— Begin RECORDS TO PROCESS —

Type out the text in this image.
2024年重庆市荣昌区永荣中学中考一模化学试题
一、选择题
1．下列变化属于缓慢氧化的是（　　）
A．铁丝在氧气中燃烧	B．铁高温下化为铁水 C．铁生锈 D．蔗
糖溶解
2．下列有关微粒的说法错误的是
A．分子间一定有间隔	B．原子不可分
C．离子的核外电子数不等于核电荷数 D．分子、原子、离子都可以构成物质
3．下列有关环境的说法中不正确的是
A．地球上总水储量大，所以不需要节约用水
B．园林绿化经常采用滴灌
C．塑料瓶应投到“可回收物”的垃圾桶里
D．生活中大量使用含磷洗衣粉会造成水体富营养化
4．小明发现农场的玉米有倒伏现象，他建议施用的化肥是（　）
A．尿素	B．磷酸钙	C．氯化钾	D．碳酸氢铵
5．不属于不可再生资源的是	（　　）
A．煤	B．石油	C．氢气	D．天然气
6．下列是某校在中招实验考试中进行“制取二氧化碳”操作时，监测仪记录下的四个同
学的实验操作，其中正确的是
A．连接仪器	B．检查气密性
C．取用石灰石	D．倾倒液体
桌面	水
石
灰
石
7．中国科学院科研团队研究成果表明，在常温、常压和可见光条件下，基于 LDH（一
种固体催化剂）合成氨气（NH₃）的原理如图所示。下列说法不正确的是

— End RECORDS TO PROCESS —

Make an exact copy of every line in the data.

Type out the text in this image.
2024年重庆市荣昌区永荣中学中考一模化学试题
一、选择题
1．下列变化属于缓慢氧化的是（　　）
A．铁丝在氧气中燃烧	B．铁高温下化为铁水 C．铁生锈 D．蔗
糖溶解
2．下列有关微粒的说法错误的是
A．分子间一定有间隔	B．原子不可分
C．离子的核外电子数不等于核电荷数 D．分子、原子、离子都可以构成物质
3．下列有关环境的说法中不正确的是
A．地球上总水储量大，所以不需要节约用水
B．园林绿化经常采用滴灌
C．塑料瓶应投到“可回收物”的垃圾桶里
D．生活中大量使用含磷洗衣粉会造成水体富营养化
4．小明发现农场的玉米有倒伏现象，他建议施用的化肥是（　）
A．尿素	B．磷酸钙	C．氯化钾	D．碳酸氢铵
5．不属于不可再生资源的是	（　　）
A．煤	B．石油	C．氢气	D．天然气
6．下列是某校在中招实验考试中进行“制取二氧化碳”操作时，监测仪记录下的四个同
学的实验操作，其中正确的是
A．连接仪器	B．检查气密性
C．取用石灰石	D．倾倒液体
桌面	水
石
灰
石
7．中国科学院科研团队研究成果表明，在常温、常压和可见光条件下，基于 LDH（一
种固体催化剂）合成氨气（NH₃）的原理如图所示。下列说法不正确的是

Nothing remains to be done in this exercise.